* _Directive_
Send back all the data below, exactly as given.

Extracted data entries
* begin *
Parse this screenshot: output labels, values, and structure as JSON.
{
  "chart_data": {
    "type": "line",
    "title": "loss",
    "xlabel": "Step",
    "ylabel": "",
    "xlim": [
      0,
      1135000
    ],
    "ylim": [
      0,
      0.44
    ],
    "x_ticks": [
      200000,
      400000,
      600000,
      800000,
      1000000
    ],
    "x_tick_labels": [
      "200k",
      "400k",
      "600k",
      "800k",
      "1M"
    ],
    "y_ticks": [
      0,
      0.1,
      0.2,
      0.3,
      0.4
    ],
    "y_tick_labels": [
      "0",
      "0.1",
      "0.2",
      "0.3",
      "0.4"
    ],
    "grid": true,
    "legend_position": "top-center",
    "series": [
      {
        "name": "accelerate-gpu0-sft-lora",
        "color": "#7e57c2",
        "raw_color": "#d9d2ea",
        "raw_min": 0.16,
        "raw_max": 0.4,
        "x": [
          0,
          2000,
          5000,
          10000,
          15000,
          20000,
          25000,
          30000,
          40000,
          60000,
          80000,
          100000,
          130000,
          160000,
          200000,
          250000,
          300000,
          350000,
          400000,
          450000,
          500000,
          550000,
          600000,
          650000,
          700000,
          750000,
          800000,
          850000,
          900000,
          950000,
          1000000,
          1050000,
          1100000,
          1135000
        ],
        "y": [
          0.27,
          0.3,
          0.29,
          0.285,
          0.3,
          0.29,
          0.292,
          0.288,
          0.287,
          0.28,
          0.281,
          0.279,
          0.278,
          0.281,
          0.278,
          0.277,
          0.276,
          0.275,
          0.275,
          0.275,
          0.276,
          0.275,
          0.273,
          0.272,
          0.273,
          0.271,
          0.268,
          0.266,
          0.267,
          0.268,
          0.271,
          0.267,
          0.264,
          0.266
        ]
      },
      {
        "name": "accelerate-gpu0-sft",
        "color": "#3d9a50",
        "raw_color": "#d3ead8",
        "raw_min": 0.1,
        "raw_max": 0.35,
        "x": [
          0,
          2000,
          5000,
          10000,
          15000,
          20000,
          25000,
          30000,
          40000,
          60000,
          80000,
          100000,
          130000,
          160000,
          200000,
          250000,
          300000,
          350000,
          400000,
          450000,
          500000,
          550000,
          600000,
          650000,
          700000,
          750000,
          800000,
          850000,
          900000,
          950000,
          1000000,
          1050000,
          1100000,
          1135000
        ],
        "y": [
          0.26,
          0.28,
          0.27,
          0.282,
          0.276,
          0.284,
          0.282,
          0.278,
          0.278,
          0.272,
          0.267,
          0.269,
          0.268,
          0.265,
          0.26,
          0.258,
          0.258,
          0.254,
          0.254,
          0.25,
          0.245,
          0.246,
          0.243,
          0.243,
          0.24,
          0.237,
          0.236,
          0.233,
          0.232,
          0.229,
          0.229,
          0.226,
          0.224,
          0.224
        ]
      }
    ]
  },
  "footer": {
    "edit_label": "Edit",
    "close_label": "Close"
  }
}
* end *
* _Problem solution_
Parse this screenshot: output labels, values, and structure as JSON.
{
  "chart_data": {
    "type": "line",
    "title": "loss",
    "xlabel": "Step",
    "ylabel": "",
    "xlim": [
      0,
      1135000
    ],
    "ylim": [
      0,
      0.44
    ],
    "x_ticks": [
      200000,
      400000,
      600000,
      800000,
      1000000
    ],
    "x_tick_labels": [
      "200k",
      "400k",
      "600k",
      "800k",
      "1M"
    ],
    "y_ticks": [
      0,
      0.1,
      0.2,
      0.3,
      0.4
    ],
    "y_tick_labels": [
      "0",
      "0.1",
      "0.2",
      "0.3",
      "0.4"
    ],
    "grid": true,
    "legend_position": "top-center",
    "series": [
      {
        "name": "accelerate-gpu0-sft-lora",
        "color": "#7e57c2",
        "raw_color": "#d9d2ea",
        "raw_min": 0.16,
        "raw_max": 0.4,
        "x": [
          0,
          2000,
          5000,
          10000,
          15000,
          20000,
          25000,
          30000,
          40000,
          60000,
          80000,
          100000,
          130000,
          160000,
          200000,
          250000,
          300000,
          350000,
          400000,
          450000,
          500000,
          550000,
          600000,
          650000,
          700000,
          750000,
          800000,
          850000,
          900000,
          950000,
          1000000,
          1050000,
          1100000,
          1135000
        ],
        "y": [
          0.27,
          0.3,
          0.29,
          0.285,
          0.3,
          0.29,
          0.292,
          0.288,
          0.287,
          0.28,
          0.281,
          0.279,
          0.278,
          0.281,
          0.278,
          0.277,
          0.276,
          0.275,
          0.275,
          0.275,
          0.276,
          0.275,
          0.273,
          0.272,
          0.273,
          0.271,
          0.268,
          0.266,
          0.267,
          0.268,
          0.271,
          0.267,
          0.264,
          0.266
        ]
      },
      {
        "name": "accelerate-gpu0-sft",
        "color": "#3d9a50",
        "raw_color": "#d3ead8",
        "raw_min": 0.1,
        "raw_max": 0.35,
        "x": [
          0,
          2000,
          5000,
          10000,
          15000,
          20000,
          25000,
          30000,
          40000,
          60000,
          80000,
          100000,
          130000,
          160000,
          200000,
          250000,
          300000,
          350000,
          400000,
          450000,
          500000,
          550000,
          600000,
          650000,
          700000,
          750000,
          800000,
          850000,
          900000,
          950000,
          1000000,
          1050000,
          1100000,
          1135000
        ],
        "y": [
          0.26,
          0.28,
          0.27,
          0.282,
          0.276,
          0.284,
          0.282,
          0.278,
          0.278,
          0.272,
          0.267,
          0.269,
          0.268,
          0.265,
          0.26,
          0.258,
          0.258,
          0.254,
          0.254,
          0.25,
          0.245,
          0.246,
          0.243,
          0.243,
          0.24,
          0.237,
          0.236,
          0.233,
          0.232,
          0.229,
          0.229,
          0.226,
          0.224,
          0.224
        ]
      }
    ]
  },
  "footer": {
    "edit_label": "Edit",
    "close_label": "Close"
  }
}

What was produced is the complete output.